Exercise materials:
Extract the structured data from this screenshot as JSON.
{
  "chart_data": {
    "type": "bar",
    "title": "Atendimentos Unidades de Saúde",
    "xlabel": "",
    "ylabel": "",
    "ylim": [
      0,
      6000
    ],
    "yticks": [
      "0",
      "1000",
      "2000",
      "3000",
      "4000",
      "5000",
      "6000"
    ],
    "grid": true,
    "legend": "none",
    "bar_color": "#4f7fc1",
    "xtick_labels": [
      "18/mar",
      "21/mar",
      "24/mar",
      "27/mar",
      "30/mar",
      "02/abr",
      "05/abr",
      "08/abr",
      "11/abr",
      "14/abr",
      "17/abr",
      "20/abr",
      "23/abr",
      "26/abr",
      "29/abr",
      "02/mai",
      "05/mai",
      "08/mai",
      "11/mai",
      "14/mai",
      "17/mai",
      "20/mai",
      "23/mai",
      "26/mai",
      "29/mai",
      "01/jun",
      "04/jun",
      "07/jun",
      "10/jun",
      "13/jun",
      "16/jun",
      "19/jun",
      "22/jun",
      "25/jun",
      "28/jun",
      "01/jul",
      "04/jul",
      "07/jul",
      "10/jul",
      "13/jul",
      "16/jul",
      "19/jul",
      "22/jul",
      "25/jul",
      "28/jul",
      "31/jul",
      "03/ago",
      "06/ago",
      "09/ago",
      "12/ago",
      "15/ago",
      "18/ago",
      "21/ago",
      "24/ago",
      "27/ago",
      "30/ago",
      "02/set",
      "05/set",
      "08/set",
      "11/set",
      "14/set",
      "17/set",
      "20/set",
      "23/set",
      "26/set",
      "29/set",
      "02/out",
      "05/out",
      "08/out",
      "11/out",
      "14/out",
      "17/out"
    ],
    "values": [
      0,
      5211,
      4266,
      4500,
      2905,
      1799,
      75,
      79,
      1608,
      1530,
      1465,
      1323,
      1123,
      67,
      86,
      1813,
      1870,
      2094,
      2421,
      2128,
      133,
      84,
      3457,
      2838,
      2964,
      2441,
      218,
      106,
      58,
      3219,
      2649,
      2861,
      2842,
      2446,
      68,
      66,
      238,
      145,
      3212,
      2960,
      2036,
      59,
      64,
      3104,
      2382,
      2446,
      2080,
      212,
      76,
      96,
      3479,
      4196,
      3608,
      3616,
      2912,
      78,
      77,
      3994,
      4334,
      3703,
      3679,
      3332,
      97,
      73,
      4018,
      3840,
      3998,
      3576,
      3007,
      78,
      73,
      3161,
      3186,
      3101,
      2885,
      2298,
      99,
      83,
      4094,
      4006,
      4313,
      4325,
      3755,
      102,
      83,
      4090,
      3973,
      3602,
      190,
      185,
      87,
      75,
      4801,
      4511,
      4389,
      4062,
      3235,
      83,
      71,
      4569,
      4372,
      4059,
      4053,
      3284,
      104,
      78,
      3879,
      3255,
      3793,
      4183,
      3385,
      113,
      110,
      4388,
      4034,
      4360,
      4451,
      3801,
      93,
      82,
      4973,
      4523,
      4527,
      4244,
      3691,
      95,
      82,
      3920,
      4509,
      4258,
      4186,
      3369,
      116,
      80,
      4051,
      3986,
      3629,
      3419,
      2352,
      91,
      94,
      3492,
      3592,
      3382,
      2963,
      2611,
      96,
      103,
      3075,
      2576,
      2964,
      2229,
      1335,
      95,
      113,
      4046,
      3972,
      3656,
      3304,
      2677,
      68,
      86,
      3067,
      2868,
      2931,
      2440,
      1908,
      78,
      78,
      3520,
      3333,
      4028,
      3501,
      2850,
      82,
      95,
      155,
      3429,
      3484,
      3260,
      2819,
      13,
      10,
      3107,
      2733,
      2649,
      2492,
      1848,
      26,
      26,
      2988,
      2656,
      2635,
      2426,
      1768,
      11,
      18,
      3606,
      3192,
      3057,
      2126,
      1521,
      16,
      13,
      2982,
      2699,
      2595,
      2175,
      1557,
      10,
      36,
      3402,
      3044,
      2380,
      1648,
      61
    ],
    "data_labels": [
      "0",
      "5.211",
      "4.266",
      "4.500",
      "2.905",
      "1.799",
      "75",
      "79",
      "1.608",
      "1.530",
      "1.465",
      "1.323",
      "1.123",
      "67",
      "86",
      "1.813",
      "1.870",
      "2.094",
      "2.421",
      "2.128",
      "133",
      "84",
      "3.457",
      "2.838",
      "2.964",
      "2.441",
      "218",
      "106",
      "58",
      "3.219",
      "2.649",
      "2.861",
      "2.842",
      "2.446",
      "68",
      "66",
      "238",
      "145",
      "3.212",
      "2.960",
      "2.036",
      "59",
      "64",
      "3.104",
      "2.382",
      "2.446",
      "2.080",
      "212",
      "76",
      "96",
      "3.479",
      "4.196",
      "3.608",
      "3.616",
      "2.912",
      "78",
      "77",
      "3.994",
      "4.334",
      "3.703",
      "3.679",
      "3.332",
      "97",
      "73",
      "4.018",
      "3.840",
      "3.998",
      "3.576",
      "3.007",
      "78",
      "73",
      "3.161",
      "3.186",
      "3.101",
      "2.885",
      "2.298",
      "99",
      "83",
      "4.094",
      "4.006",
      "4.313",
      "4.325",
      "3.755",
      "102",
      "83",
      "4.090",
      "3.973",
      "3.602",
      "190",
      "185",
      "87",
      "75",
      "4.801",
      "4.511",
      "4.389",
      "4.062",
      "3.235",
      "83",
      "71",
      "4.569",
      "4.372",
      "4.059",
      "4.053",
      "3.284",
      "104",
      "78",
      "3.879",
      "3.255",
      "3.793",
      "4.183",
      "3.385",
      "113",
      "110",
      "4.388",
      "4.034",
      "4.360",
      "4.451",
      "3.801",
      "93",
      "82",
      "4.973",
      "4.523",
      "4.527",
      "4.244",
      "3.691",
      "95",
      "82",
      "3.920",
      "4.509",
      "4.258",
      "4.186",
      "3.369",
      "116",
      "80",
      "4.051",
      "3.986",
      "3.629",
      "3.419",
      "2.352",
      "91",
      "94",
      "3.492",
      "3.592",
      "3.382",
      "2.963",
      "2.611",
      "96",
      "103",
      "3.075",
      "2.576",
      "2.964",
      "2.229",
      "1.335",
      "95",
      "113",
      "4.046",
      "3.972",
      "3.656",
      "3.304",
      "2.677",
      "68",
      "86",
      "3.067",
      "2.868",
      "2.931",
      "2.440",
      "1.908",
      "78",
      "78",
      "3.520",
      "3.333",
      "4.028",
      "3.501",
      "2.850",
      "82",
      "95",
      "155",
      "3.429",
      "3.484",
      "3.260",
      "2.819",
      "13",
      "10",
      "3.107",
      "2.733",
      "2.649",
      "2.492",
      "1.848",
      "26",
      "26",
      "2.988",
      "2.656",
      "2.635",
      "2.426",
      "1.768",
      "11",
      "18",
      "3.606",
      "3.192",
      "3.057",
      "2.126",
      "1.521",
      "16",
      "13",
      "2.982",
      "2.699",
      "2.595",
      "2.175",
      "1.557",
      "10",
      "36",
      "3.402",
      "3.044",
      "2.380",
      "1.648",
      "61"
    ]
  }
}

Do this: Go through the entries and repeat each one exactly.

Answer to the task:
Extract the structured data from this screenshot as JSON.
{
  "chart_data": {
    "type": "bar",
    "title": "Atendimentos Unidades de Saúde",
    "xlabel": "",
    "ylabel": "",
    "ylim": [
      0,
      6000
    ],
    "yticks": [
      "0",
      "1000",
      "2000",
      "3000",
      "4000",
      "5000",
      "6000"
    ],
    "grid": true,
    "legend": "none",
    "bar_color": "#4f7fc1",
    "xtick_labels": [
      "18/mar",
      "21/mar",
      "24/mar",
      "27/mar",
      "30/mar",
      "02/abr",
      "05/abr",
      "08/abr",
      "11/abr",
      "14/abr",
      "17/abr",
      "20/abr",
      "23/abr",
      "26/abr",
      "29/abr",
      "02/mai",
      "05/mai",
      "08/mai",
      "11/mai",
      "14/mai",
      "17/mai",
      "20/mai",
      "23/mai",
      "26/mai",
      "29/mai",
      "01/jun",
      "04/jun",
      "07/jun",
      "10/jun",
      "13/jun",
      "16/jun",
      "19/jun",
      "22/jun",
      "25/jun",
      "28/jun",
      "01/jul",
      "04/jul",
      "07/jul",
      "10/jul",
      "13/jul",
      "16/jul",
      "19/jul",
      "22/jul",
      "25/jul",
      "28/jul",
      "31/jul",
      "03/ago",
      "06/ago",
      "09/ago",
      "12/ago",
      "15/ago",
      "18/ago",
      "21/ago",
      "24/ago",
      "27/ago",
      "30/ago",
      "02/set",
      "05/set",
      "08/set",
      "11/set",
      "14/set",
      "17/set",
      "20/set",
      "23/set",
      "26/set",
      "29/set",
      "02/out",
      "05/out",
      "08/out",
      "11/out",
      "14/out",
      "17/out"
    ],
    "values": [
      0,
      5211,
      4266,
      4500,
      2905,
      1799,
      75,
      79,
      1608,
      1530,
      1465,
      1323,
      1123,
      67,
      86,
      1813,
      1870,
      2094,
      2421,
      2128,
      133,
      84,
      3457,
      2838,
      2964,
      2441,
      218,
      106,
      58,
      3219,
      2649,
      2861,
      2842,
      2446,
      68,
      66,
      238,
      145,
      3212,
      2960,
      2036,
      59,
      64,
      3104,
      2382,
      2446,
      2080,
      212,
      76,
      96,
      3479,
      4196,
      3608,
      3616,
      2912,
      78,
      77,
      3994,
      4334,
      3703,
      3679,
      3332,
      97,
      73,
      4018,
      3840,
      3998,
      3576,
      3007,
      78,
      73,
      3161,
      3186,
      3101,
      2885,
      2298,
      99,
      83,
      4094,
      4006,
      4313,
      4325,
      3755,
      102,
      83,
      4090,
      3973,
      3602,
      190,
      185,
      87,
      75,
      4801,
      4511,
      4389,
      4062,
      3235,
      83,
      71,
      4569,
      4372,
      4059,
      4053,
      3284,
      104,
      78,
      3879,
      3255,
      3793,
      4183,
      3385,
      113,
      110,
      4388,
      4034,
      4360,
      4451,
      3801,
      93,
      82,
      4973,
      4523,
      4527,
      4244,
      3691,
      95,
      82,
      3920,
      4509,
      4258,
      4186,
      3369,
      116,
      80,
      4051,
      3986,
      3629,
      3419,
      2352,
      91,
      94,
      3492,
      3592,
      3382,
      2963,
      2611,
      96,
      103,
      3075,
      2576,
      2964,
      2229,
      1335,
      95,
      113,
      4046,
      3972,
      3656,
      3304,
      2677,
      68,
      86,
      3067,
      2868,
      2931,
      2440,
      1908,
      78,
      78,
      3520,
      3333,
      4028,
      3501,
      2850,
      82,
      95,
      155,
      3429,
      3484,
      3260,
      2819,
      13,
      10,
      3107,
      2733,
      2649,
      2492,
      1848,
      26,
      26,
      2988,
      2656,
      2635,
      2426,
      1768,
      11,
      18,
      3606,
      3192,
      3057,
      2126,
      1521,
      16,
      13,
      2982,
      2699,
      2595,
      2175,
      1557,
      10,
      36,
      3402,
      3044,
      2380,
      1648,
      61
    ],
    "data_labels": [
      "0",
      "5.211",
      "4.266",
      "4.500",
      "2.905",
      "1.799",
      "75",
      "79",
      "1.608",
      "1.530",
      "1.465",
      "1.323",
      "1.123",
      "67",
      "86",
      "1.813",
      "1.870",
      "2.094",
      "2.421",
      "2.128",
      "133",
      "84",
      "3.457",
      "2.838",
      "2.964",
      "2.441",
      "218",
      "106",
      "58",
      "3.219",
      "2.649",
      "2.861",
      "2.842",
      "2.446",
      "68",
      "66",
      "238",
      "145",
      "3.212",
      "2.960",
      "2.036",
      "59",
      "64",
      "3.104",
      "2.382",
      "2.446",
      "2.080",
      "212",
      "76",
      "96",
      "3.479",
      "4.196",
      "3.608",
      "3.616",
      "2.912",
      "78",
      "77",
      "3.994",
      "4.334",
      "3.703",
      "3.679",
      "3.332",
      "97",
      "73",
      "4.018",
      "3.840",
      "3.998",
      "3.576",
      "3.007",
      "78",
      "73",
      "3.161",
      "3.186",
      "3.101",
      "2.885",
      "2.298",
      "99",
      "83",
      "4.094",
      "4.006",
      "4.313",
      "4.325",
      "3.755",
      "102",
      "83",
      "4.090",
      "3.973",
      "3.602",
      "190",
      "185",
      "87",
      "75",
      "4.801",
      "4.511",
      "4.389",
      "4.062",
      "3.235",
      "83",
      "71",
      "4.569",
      "4.372",
      "4.059",
      "4.053",
      "3.284",
      "104",
      "78",
      "3.879",
      "3.255",
      "3.793",
      "4.183",
      "3.385",
      "113",
      "110",
      "4.388",
      "4.034",
      "4.360",
      "4.451",
      "3.801",
      "93",
      "82",
      "4.973",
      "4.523",
      "4.527",
      "4.244",
      "3.691",
      "95",
      "82",
      "3.920",
      "4.509",
      "4.258",
      "4.186",
      "3.369",
      "116",
      "80",
      "4.051",
      "3.986",
      "3.629",
      "3.419",
      "2.352",
      "91",
      "94",
      "3.492",
      "3.592",
      "3.382",
      "2.963",
      "2.611",
      "96",
      "103",
      "3.075",
      "2.576",
      "2.964",
      "2.229",
      "1.335",
      "95",
      "113",
      "4.046",
      "3.972",
      "3.656",
      "3.304",
      "2.677",
      "68",
      "86",
      "3.067",
      "2.868",
      "2.931",
      "2.440",
      "1.908",
      "78",
      "78",
      "3.520",
      "3.333",
      "4.028",
      "3.501",
      "2.850",
      "82",
      "95",
      "155",
      "3.429",
      "3.484",
      "3.260",
      "2.819",
      "13",
      "10",
      "3.107",
      "2.733",
      "2.649",
      "2.492",
      "1.848",
      "26",
      "26",
      "2.988",
      "2.656",
      "2.635",
      "2.426",
      "1.768",
      "11",
      "18",
      "3.606",
      "3.192",
      "3.057",
      "2.126",
      "1.521",
      "16",
      "13",
      "2.982",
      "2.699",
      "2.595",
      "2.175",
      "1.557",
      "10",
      "36",
      "3.402",
      "3.044",
      "2.380",
      "1.648",
      "61"
    ]
  }
}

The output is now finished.